-- Supplied data --
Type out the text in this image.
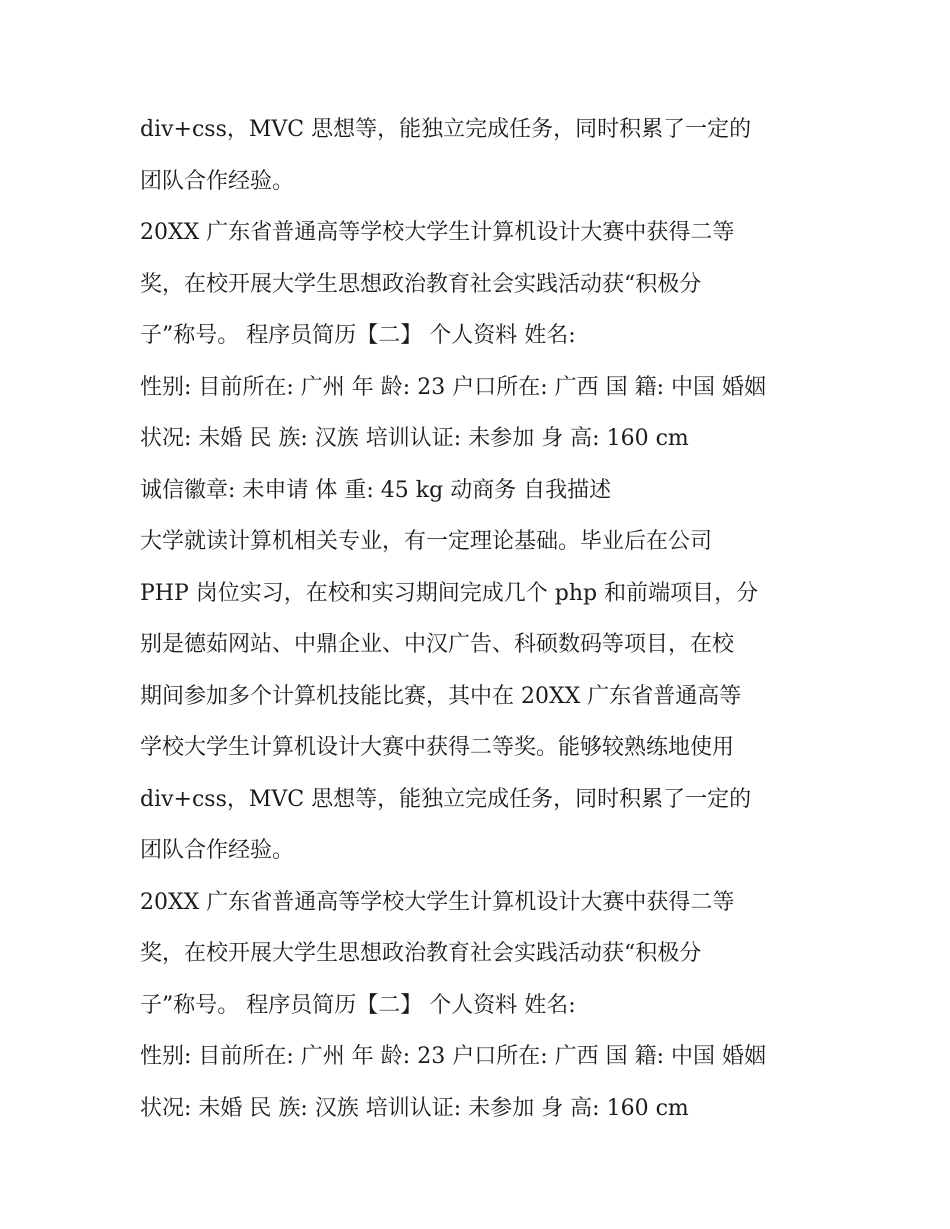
div+css，MVC 思想等，能独立完成任务，同时积累了一定的
团队合作经验。
20XX 广东省普通高等学校大学生计算机设计大赛中获得二等
奖，在校开展大学生思想政治教育社会实践活动获“积极分
子”称号。 程序员简历【二】 个人资料 姓名:
性别: 目前所在: 广州 年 龄: 23 户口所在: 广西 国 籍: 中国 婚姻
状况: 未婚 民 族: 汉族 培训认证: 未参加 身 高: 160 cm
诚信徽章: 未申请 体 重: 45 kg 动商务 自我描述
大学就读计算机相关专业，有一定理论基础。毕业后在公司
PHP 岗位实习，在校和实习期间完成几个 php 和前端项目，分
别是德茹网站、中鼎企业、中汉广告、科硕数码等项目，在校
期间参加多个计算机技能比赛，其中在 20XX 广东省普通高等
学校大学生计算机设计大赛中获得二等奖。能够较熟练地使用
div+css，MVC 思想等，能独立完成任务，同时积累了一定的
团队合作经验。
20XX 广东省普通高等学校大学生计算机设计大赛中获得二等
奖，在校开展大学生思想政治教育社会实践活动获“积极分
子”称号。 程序员简历【二】 个人资料 姓名:
性别: 目前所在: 广州 年 龄: 23 户口所在: 广西 国 籍: 中国 婚姻
状况: 未婚 民 族: 汉族 培训认证: 未参加 身 高: 160 cm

-- Instructions to follow --
Write out all the entries word for word, but skip any images.

-- Final answer --
Type out the text in this image.
div+css，MVC 思想等，能独立完成任务，同时积累了一定的
团队合作经验。
20XX 广东省普通高等学校大学生计算机设计大赛中获得二等
奖，在校开展大学生思想政治教育社会实践活动获“积极分
子”称号。 程序员简历【二】 个人资料 姓名:
性别: 目前所在: 广州 年 龄: 23 户口所在: 广西 国 籍: 中国 婚姻
状况: 未婚 民 族: 汉族 培训认证: 未参加 身 高: 160 cm
诚信徽章: 未申请 体 重: 45 kg 动商务 自我描述
大学就读计算机相关专业，有一定理论基础。毕业后在公司
PHP 岗位实习，在校和实习期间完成几个 php 和前端项目，分
别是德茹网站、中鼎企业、中汉广告、科硕数码等项目，在校
期间参加多个计算机技能比赛，其中在 20XX 广东省普通高等
学校大学生计算机设计大赛中获得二等奖。能够较熟练地使用
div+css，MVC 思想等，能独立完成任务，同时积累了一定的
团队合作经验。
20XX 广东省普通高等学校大学生计算机设计大赛中获得二等
奖，在校开展大学生思想政治教育社会实践活动获“积极分
子”称号。 程序员简历【二】 个人资料 姓名:
性别: 目前所在: 广州 年 龄: 23 户口所在: 广西 国 籍: 中国 婚姻
状况: 未婚 民 族: 汉族 培训认证: 未参加 身 高: 160 cm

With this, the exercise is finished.